Below are records; work out how many of their lines contain "dálkového" and give only that number.

## [RAW RECORDS]
┌──
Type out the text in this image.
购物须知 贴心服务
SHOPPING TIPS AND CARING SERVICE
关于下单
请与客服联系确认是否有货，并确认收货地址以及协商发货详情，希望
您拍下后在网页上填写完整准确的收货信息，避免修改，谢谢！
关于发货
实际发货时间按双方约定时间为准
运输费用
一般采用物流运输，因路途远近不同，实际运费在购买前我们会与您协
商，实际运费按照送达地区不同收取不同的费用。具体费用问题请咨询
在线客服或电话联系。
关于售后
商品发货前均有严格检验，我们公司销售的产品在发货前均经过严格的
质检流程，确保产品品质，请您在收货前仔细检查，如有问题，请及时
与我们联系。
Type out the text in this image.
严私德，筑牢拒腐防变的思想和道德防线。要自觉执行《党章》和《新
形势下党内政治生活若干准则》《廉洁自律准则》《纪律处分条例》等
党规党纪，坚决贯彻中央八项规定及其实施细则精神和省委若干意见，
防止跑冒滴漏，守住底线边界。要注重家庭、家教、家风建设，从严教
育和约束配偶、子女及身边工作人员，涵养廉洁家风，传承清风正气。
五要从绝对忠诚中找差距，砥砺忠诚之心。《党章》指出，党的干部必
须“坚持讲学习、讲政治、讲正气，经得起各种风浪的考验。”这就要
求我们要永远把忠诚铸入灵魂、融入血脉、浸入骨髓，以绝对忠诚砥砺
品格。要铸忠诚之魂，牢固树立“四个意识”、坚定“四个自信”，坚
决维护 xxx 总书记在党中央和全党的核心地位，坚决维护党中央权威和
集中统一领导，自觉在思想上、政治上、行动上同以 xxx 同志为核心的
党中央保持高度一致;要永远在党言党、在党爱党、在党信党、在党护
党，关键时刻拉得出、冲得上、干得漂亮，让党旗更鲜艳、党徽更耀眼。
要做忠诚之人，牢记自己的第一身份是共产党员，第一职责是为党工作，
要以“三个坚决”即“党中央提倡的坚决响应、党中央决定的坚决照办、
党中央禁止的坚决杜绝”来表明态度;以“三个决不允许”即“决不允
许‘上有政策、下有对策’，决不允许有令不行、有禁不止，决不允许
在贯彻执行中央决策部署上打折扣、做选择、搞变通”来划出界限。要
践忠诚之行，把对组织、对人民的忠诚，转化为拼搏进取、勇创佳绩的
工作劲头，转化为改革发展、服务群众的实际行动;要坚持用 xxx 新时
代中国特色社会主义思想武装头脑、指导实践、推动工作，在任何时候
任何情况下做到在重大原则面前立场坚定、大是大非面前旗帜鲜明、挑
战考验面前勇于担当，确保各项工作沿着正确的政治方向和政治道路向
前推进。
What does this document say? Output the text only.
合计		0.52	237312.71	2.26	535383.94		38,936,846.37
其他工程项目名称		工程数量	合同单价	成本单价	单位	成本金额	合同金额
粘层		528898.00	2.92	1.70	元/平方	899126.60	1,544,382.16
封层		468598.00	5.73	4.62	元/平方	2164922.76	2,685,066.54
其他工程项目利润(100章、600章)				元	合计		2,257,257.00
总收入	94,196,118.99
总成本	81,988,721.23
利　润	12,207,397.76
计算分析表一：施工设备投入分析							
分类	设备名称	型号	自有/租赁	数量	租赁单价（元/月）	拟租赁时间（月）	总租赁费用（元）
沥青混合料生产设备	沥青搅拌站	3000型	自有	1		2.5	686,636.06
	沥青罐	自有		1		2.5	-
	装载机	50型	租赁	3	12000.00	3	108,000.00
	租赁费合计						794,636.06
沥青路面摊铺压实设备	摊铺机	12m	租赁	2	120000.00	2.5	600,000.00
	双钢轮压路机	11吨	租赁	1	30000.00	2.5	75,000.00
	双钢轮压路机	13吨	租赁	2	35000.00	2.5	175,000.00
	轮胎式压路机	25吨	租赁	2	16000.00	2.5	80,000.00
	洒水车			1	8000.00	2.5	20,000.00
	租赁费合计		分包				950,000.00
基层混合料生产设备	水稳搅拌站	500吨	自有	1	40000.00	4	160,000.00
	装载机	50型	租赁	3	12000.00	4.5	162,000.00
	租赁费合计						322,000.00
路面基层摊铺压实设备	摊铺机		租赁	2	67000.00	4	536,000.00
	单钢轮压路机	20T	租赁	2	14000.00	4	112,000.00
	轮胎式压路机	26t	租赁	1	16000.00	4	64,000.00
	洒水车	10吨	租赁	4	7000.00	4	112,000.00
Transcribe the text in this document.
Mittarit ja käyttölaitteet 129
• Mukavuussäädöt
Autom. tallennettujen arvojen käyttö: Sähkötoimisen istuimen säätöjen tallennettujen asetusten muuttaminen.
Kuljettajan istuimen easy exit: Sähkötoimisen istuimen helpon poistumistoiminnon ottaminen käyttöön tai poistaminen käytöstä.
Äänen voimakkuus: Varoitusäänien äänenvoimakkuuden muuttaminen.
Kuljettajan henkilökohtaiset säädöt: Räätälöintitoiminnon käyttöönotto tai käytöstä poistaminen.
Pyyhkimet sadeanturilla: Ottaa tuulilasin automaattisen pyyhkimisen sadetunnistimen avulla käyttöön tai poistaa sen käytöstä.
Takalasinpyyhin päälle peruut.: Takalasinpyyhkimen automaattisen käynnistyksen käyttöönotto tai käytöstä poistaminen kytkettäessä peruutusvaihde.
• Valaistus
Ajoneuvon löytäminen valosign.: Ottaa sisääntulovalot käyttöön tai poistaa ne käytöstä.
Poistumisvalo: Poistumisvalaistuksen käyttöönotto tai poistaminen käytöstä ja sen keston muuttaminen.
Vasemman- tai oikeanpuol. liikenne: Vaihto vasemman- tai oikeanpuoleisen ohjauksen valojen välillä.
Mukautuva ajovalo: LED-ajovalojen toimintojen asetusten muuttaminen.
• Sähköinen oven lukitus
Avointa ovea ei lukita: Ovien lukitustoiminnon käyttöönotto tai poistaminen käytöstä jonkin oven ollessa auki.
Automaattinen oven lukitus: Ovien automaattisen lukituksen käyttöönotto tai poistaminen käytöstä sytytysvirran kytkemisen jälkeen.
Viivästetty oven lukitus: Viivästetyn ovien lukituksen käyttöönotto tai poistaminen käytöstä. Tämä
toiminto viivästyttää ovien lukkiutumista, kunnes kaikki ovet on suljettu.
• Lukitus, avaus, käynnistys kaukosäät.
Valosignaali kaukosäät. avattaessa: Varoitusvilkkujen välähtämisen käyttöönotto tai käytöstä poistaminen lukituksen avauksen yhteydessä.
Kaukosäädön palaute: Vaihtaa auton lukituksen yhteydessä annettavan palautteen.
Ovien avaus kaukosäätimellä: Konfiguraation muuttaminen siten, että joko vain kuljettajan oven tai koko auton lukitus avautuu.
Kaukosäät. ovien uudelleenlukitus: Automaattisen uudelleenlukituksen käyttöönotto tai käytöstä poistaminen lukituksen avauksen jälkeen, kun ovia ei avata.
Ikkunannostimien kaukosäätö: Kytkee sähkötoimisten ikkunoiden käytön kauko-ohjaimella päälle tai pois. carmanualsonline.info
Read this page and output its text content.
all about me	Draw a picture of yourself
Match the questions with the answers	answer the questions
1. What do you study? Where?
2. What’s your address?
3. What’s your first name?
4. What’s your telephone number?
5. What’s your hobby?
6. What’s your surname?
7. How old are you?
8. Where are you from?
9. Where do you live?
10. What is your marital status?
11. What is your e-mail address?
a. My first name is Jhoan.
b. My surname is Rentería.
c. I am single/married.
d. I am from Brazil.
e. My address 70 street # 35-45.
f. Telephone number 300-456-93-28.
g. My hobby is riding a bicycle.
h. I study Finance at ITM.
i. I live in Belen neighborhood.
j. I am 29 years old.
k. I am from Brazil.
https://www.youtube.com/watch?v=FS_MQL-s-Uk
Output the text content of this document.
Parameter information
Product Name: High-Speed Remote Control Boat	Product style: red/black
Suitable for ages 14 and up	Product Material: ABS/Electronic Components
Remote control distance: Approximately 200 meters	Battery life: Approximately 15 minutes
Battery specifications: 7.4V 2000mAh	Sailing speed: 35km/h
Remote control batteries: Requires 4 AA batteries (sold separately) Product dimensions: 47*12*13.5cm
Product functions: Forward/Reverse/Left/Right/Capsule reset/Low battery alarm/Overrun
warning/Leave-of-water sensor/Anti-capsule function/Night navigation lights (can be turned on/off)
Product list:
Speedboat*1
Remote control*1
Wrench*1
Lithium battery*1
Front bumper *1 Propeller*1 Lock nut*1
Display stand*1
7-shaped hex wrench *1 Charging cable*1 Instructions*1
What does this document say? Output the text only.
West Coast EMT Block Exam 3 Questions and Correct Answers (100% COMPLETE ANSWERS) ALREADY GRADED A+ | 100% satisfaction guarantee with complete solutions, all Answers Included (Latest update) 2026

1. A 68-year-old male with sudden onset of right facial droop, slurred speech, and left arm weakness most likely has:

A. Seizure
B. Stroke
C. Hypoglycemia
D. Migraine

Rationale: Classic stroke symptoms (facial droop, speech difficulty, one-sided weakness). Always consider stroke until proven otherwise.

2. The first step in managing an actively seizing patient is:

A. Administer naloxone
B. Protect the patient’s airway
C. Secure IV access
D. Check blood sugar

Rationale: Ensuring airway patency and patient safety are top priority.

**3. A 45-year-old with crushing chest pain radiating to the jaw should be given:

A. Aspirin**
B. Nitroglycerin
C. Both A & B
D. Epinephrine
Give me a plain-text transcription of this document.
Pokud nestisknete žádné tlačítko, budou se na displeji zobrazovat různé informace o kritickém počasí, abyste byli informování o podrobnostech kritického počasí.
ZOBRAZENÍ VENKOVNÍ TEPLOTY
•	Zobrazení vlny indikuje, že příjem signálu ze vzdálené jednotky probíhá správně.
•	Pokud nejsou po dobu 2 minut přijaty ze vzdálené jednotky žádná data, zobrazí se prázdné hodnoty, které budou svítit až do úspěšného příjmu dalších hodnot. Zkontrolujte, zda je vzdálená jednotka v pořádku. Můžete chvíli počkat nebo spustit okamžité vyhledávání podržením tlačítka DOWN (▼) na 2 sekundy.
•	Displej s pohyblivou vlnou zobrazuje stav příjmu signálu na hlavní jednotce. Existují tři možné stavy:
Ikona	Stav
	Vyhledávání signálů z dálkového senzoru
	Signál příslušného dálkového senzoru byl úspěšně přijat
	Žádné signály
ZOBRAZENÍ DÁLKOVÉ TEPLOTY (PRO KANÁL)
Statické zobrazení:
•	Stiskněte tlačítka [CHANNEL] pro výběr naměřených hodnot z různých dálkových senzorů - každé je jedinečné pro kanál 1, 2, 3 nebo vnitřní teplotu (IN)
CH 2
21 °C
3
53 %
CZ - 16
└──
## [ANSWER BELOW]
2